**Problem statement:**
Gather each line containing the string "Play" from these entries.

Dataset records
────

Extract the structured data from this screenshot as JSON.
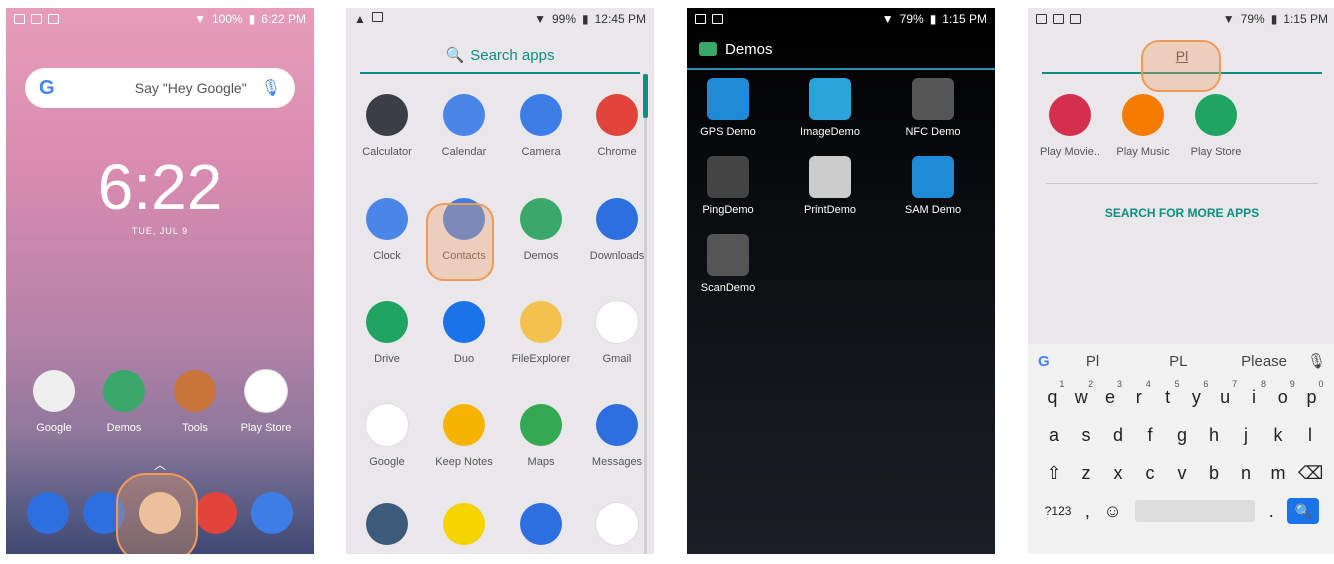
{
  "panel1": {
    "status_battery": "100%",
    "status_time": "6:22 PM",
    "search_hint": "Say \"Hey Google\"",
    "clock": "6:22",
    "date": "TUE, JUL 9",
    "apps": [
      {
        "label": "Google",
        "color": "#eeeeee"
      },
      {
        "label": "Demos",
        "color": "#3aa86b"
      },
      {
        "label": "Tools",
        "color": "#c8743a"
      },
      {
        "label": "Play Store",
        "color": "#ffffff"
      }
    ],
    "dock": [
      {
        "name": "phone",
        "color": "#2e6fe0"
      },
      {
        "name": "messages",
        "color": "#2e6fe0"
      },
      {
        "name": "apps",
        "color": "#e8d2b8"
      },
      {
        "name": "chrome",
        "color": "#e0443a"
      },
      {
        "name": "camera",
        "color": "#3d7ee6"
      }
    ]
  },
  "panel2": {
    "status_battery": "99%",
    "status_time": "12:45 PM",
    "search_label": "Search apps",
    "apps": [
      {
        "label": "Calculator",
        "color": "#3b3f45"
      },
      {
        "label": "Calendar",
        "color": "#4a86e8"
      },
      {
        "label": "Camera",
        "color": "#3d7ee6"
      },
      {
        "label": "Chrome",
        "color": "#e0443a"
      },
      {
        "label": "Clock",
        "color": "#4a86e8"
      },
      {
        "label": "Contacts",
        "color": "#3d7ee6"
      },
      {
        "label": "Demos",
        "color": "#3aa86b"
      },
      {
        "label": "Downloads",
        "color": "#2e6fe0"
      },
      {
        "label": "Drive",
        "color": "#1fa463"
      },
      {
        "label": "Duo",
        "color": "#1a73e8"
      },
      {
        "label": "FileExplorer",
        "color": "#f2c14e"
      },
      {
        "label": "Gmail",
        "color": "#ffffff"
      },
      {
        "label": "Google",
        "color": "#ffffff"
      },
      {
        "label": "Keep Notes",
        "color": "#f6b400"
      },
      {
        "label": "Maps",
        "color": "#34a853"
      },
      {
        "label": "Messages",
        "color": "#2e6fe0"
      },
      {
        "label": "",
        "color": "#3c5a7a"
      },
      {
        "label": "",
        "color": "#f6d400"
      },
      {
        "label": "",
        "color": "#2e6fe0"
      },
      {
        "label": "",
        "color": "#ffffff"
      }
    ]
  },
  "panel3": {
    "status_battery": "79%",
    "status_time": "1:15 PM",
    "title": "Demos",
    "apps": [
      {
        "label": "GPS Demo",
        "color": "#1f8ad6"
      },
      {
        "label": "ImageDemo",
        "color": "#29a3d9"
      },
      {
        "label": "NFC Demo",
        "color": "#555555"
      },
      {
        "label": "PingDemo",
        "color": "#444444"
      },
      {
        "label": "PrintDemo",
        "color": "#cccccc"
      },
      {
        "label": "SAM Demo",
        "color": "#1f8ad6"
      },
      {
        "label": "ScanDemo",
        "color": "#555555"
      }
    ]
  },
  "panel4": {
    "status_battery": "79%",
    "status_time": "1:15 PM",
    "typed": "Pl",
    "apps": [
      {
        "label": "Play Movie..",
        "color": "#d32f4f"
      },
      {
        "label": "Play Music",
        "color": "#f57c00"
      },
      {
        "label": "Play Store",
        "color": "#1fa463"
      }
    ],
    "more": "SEARCH FOR MORE APPS",
    "suggestions": [
      "Pl",
      "PL",
      "Please"
    ],
    "row1": [
      [
        "q",
        "1"
      ],
      [
        "w",
        "2"
      ],
      [
        "e",
        "3"
      ],
      [
        "r",
        "4"
      ],
      [
        "t",
        "5"
      ],
      [
        "y",
        "6"
      ],
      [
        "u",
        "7"
      ],
      [
        "i",
        "8"
      ],
      [
        "o",
        "9"
      ],
      [
        "p",
        "0"
      ]
    ],
    "row2": [
      "a",
      "s",
      "d",
      "f",
      "g",
      "h",
      "j",
      "k",
      "l"
    ],
    "row3": [
      "⇧",
      "z",
      "x",
      "c",
      "v",
      "b",
      "n",
      "m",
      "⌫"
    ],
    "row4": [
      "?123",
      ",",
      "☺",
      "",
      ".",
      "🔍"
    ]
  }
}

────

**Correct response:**
        "label": "Play Store",
        "label": "Play Movie..",
        "label": "Play Music",
        "label": "Play Store",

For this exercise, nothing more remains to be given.